* [Directions]:
[a] List every year that appears in the text about Forrest Jamieson, in the order it occurs.
[b] Continue the text about Forrest Jamieson from its last sentence.

START Extracted text

He's an artist, as much as a man who plays a violin or writes poetry. The
runner must be allowed to develop his running as an art form."
Forrest Jamieson, to Runner's World Magazine "Booklet of the Month" No.
3 September 1971
Within the pantheon of track and field coaching legends, probably the name
least recognized today belongs to Forrest James "Jamie" Jamieson.
Long-time observers of the San Francisco running scene remember him as the
"father" of local high school distance running, having founded the first
Peninsula cross country team at Palo Alto (Paly) High in 1952. However,
his influence cuts a much broader swath throughout the pages of American
recreational running. To best appreciate Forrest Jamieson's impact, we
shall return to his youth, to an era when the mile was the longest distance run
in high school track programs and cross country teams challenged marching bands
for halftime entertainment honors at Friday night football games
Born in 1919 in Bend, Oregon (coincidentally - or maybe not - a current
hotbed of teenage running talent), Forrest moved with his family to the
California Central Valley town of Galt (near Sacramento) in 1925. Vast
networks of criss-crossing country roads provided fertile running venues;
Forrest would soon develop 55-second quarter-mile speed by running between
telephone poles while delivering the Sacramento Bee newspaper on his childhood
paper route. After competing on Galt High's first cross country team in
1935, moving to the 880 yard and one mile "distance" events during the spring
track season was natural - and highly successful, since his sit-and-kick tactics
garnered a near-miss second-place finish in the mile run at the 1936 California
High School State Track & Field Championships.

END Extracted text
START Data excerpts

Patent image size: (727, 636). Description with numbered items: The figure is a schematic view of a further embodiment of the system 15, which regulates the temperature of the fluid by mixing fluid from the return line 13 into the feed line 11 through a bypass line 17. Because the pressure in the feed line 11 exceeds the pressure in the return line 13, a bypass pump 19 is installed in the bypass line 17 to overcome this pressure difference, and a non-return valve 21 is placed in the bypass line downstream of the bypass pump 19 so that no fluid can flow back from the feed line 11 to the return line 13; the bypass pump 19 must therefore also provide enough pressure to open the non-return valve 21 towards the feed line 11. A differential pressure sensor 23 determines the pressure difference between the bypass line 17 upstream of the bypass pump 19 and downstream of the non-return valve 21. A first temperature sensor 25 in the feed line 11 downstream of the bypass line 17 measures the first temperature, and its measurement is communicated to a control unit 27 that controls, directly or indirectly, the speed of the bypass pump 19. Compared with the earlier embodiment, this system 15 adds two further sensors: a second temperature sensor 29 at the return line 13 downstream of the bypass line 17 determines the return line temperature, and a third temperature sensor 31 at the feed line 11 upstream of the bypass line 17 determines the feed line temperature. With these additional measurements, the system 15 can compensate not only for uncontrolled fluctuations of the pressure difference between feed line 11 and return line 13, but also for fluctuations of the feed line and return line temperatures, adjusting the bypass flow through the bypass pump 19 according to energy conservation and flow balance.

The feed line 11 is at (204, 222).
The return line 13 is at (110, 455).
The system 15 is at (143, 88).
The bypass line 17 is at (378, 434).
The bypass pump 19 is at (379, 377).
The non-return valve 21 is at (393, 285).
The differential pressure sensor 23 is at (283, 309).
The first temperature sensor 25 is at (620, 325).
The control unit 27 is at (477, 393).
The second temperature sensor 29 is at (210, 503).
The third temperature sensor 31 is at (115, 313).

END Data excerpts

* [Answers to the exercises]:
[a] 1971, 1952, 1919, 1925, 1935, 1936

[b]
It was during his prep track days that Forrest befriended a younger
competitor from nearby rival Stockton High. Many years later, editor and
publisher Bert Nelson would profoundly influence the world of track and field.
**** Graduation from Galt in 1937 was followed by two successful years as a
"do-everything" sprinter/middle-distance runner at Sacramento City College.
Forrest's versatility as a 50 second quarter miler/4:30 miler/10-flat two miler
caught the attention of Franklin "Pitcher" Johnson, track coach at Drake
University who was recruiting in Northern California while interviewing for the
head coaching position at Stanford University (a job he was offered and did
accept). Johnson saw in Forrest the ideal relay specialist, a runner
capable of handling relay legs from the 440 distance on up while scoring
occasional points in the open 880 and mile. Forrest accepted the track
scholarship offer; off to Des Moines he went.
Through his participation on Drake's cross country team, Forrest became
acutely aware of the popularity of this autumn sport throughout the Midwest and
East Coast. (Indeed, Bill Easton - who became Drake's head coach a year
later - hailed from Indiana, a state long embracing of harrier talents.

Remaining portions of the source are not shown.